» **Exercise goal**
Select the lines that contain "shown" and copy each of them.

» **Provided information**
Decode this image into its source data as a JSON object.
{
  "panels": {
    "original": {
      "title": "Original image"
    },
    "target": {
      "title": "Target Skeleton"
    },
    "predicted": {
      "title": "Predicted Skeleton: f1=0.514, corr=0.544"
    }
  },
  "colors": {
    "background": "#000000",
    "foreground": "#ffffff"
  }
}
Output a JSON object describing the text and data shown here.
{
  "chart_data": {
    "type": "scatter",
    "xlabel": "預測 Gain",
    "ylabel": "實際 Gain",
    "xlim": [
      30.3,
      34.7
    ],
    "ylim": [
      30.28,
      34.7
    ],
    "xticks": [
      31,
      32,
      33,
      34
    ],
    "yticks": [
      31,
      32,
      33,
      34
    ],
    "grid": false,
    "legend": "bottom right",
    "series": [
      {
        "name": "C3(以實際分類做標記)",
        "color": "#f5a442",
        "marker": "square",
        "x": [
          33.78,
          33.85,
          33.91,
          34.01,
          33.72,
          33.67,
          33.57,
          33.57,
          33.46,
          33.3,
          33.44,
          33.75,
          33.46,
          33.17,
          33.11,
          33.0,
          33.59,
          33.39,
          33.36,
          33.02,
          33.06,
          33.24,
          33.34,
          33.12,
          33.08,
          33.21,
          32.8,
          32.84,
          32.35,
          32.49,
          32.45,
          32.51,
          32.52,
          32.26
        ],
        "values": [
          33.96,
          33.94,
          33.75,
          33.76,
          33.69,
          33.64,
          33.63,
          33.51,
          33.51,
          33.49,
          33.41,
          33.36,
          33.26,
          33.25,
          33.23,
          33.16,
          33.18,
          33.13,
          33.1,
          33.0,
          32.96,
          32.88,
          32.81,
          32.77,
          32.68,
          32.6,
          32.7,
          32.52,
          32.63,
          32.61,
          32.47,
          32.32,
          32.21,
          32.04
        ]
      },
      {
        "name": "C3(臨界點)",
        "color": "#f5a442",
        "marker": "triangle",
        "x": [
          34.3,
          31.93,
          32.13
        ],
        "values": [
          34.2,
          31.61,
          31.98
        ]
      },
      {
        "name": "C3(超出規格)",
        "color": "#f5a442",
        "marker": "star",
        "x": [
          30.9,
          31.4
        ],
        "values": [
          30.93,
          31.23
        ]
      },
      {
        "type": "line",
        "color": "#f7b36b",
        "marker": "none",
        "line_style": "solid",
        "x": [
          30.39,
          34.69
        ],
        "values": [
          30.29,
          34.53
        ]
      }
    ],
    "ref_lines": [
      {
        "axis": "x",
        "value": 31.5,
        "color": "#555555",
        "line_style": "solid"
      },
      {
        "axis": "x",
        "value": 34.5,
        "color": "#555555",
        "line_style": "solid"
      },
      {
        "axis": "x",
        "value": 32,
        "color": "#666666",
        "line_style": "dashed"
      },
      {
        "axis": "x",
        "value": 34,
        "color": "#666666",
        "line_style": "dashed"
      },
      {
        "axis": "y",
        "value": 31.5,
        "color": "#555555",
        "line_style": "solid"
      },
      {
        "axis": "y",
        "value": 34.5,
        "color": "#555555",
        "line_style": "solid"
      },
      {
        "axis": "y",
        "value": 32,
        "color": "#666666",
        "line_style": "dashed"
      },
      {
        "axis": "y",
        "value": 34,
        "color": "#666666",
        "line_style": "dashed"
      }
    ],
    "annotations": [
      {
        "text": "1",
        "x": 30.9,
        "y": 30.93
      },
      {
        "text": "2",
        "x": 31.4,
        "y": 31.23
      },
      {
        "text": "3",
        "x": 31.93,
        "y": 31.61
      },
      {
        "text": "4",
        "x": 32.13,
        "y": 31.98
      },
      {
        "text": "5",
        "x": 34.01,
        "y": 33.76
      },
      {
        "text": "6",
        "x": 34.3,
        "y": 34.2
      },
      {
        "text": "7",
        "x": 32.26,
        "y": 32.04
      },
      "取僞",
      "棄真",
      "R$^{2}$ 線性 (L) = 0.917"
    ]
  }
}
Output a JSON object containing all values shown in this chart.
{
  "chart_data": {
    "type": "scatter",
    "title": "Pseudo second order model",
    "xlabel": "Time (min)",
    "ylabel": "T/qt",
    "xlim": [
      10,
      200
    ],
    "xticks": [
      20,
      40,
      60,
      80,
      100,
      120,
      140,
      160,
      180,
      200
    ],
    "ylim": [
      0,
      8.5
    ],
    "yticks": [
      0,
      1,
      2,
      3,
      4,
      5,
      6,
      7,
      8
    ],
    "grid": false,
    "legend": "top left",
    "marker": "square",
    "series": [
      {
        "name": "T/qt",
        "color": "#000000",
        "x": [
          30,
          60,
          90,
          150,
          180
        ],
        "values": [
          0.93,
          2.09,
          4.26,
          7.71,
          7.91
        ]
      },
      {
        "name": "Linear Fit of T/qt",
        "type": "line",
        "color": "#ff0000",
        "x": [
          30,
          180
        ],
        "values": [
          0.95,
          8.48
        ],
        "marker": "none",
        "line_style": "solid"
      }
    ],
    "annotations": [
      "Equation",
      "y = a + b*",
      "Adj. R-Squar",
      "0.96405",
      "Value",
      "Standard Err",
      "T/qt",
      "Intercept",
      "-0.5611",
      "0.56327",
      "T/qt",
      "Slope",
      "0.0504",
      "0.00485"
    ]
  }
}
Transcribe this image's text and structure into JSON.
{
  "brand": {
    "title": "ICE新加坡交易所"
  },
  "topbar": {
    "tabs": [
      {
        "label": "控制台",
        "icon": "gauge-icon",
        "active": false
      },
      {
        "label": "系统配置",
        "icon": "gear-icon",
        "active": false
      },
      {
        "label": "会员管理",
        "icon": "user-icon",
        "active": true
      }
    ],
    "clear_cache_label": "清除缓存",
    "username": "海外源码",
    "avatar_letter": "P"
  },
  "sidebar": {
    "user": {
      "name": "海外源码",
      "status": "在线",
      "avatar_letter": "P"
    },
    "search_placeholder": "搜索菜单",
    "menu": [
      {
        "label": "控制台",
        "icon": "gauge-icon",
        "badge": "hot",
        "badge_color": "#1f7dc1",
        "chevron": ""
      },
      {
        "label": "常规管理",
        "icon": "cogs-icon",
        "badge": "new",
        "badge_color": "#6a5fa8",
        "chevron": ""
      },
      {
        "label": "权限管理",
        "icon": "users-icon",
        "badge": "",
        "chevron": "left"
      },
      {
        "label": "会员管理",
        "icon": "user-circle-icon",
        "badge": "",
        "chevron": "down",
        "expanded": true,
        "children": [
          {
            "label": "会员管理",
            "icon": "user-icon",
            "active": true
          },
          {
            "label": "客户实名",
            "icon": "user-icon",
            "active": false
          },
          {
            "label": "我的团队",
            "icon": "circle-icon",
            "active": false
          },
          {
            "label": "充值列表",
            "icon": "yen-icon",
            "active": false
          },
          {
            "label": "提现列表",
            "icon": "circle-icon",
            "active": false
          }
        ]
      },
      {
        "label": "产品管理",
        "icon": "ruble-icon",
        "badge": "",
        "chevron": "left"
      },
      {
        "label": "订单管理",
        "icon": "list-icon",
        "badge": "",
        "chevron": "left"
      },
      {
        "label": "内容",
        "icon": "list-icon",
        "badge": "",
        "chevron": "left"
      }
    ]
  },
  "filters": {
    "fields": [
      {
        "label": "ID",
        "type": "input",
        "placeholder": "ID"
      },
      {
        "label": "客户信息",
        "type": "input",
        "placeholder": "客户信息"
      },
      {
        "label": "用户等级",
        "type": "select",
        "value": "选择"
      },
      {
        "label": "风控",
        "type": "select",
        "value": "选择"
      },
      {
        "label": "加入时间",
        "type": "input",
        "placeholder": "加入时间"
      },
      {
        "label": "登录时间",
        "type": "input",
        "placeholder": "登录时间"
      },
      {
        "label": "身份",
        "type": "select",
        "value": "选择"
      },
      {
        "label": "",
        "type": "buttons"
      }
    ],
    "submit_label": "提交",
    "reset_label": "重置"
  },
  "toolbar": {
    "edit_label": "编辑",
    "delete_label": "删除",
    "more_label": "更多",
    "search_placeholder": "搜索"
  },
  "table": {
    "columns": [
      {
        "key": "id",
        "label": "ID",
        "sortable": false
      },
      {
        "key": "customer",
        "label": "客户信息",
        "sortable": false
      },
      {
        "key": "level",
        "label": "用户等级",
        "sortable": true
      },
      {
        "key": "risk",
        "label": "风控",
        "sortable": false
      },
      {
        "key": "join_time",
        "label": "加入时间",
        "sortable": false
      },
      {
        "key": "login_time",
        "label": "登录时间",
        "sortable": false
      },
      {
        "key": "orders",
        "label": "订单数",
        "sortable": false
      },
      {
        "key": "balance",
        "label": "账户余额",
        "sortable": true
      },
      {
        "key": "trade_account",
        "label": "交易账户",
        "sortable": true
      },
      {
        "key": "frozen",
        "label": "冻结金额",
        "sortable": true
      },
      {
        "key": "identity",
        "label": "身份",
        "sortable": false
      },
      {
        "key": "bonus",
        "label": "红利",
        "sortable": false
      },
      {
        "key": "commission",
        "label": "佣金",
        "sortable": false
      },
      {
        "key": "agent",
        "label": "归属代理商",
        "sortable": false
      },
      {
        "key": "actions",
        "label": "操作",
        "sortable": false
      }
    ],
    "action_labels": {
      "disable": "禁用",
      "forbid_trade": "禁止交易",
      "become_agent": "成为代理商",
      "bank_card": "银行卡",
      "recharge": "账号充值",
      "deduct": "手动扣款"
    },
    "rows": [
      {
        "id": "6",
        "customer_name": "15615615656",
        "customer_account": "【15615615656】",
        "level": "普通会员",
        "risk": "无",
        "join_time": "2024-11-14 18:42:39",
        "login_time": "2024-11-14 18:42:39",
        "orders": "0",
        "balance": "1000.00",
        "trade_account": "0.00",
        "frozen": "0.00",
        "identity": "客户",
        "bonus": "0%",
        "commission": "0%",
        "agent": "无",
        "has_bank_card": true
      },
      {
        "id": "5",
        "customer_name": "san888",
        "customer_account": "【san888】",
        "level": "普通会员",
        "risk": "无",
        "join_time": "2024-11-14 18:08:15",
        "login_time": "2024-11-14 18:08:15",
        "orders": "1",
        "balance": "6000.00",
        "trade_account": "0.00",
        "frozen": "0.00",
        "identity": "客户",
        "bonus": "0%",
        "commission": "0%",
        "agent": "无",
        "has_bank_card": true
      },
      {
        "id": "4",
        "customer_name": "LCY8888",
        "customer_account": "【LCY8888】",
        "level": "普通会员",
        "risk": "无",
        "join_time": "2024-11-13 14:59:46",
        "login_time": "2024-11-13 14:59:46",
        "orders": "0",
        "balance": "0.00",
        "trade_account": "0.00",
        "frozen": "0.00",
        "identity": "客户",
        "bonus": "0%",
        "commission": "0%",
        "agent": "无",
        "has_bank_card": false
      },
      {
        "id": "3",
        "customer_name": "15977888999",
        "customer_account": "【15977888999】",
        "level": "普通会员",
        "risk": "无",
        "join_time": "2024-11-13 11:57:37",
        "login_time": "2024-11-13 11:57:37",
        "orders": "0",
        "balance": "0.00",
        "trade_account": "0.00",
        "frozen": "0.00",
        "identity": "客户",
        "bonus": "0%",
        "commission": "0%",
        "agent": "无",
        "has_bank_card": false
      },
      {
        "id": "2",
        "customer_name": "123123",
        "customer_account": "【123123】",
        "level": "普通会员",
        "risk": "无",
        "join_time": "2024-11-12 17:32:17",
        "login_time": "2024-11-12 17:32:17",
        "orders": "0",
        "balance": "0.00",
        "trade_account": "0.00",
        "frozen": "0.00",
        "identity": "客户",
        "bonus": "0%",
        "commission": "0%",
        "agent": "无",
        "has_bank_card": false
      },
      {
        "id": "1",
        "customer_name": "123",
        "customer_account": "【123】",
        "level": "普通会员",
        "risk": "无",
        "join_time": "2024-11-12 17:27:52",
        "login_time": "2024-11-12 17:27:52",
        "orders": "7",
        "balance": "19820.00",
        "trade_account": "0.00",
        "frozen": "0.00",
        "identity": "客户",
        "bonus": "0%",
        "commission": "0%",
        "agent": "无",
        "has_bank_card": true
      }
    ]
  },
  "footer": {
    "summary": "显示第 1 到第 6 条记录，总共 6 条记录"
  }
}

» **Answer**
Output a JSON object describing the text and data shown here.
Output a JSON object containing all values shown in this chart.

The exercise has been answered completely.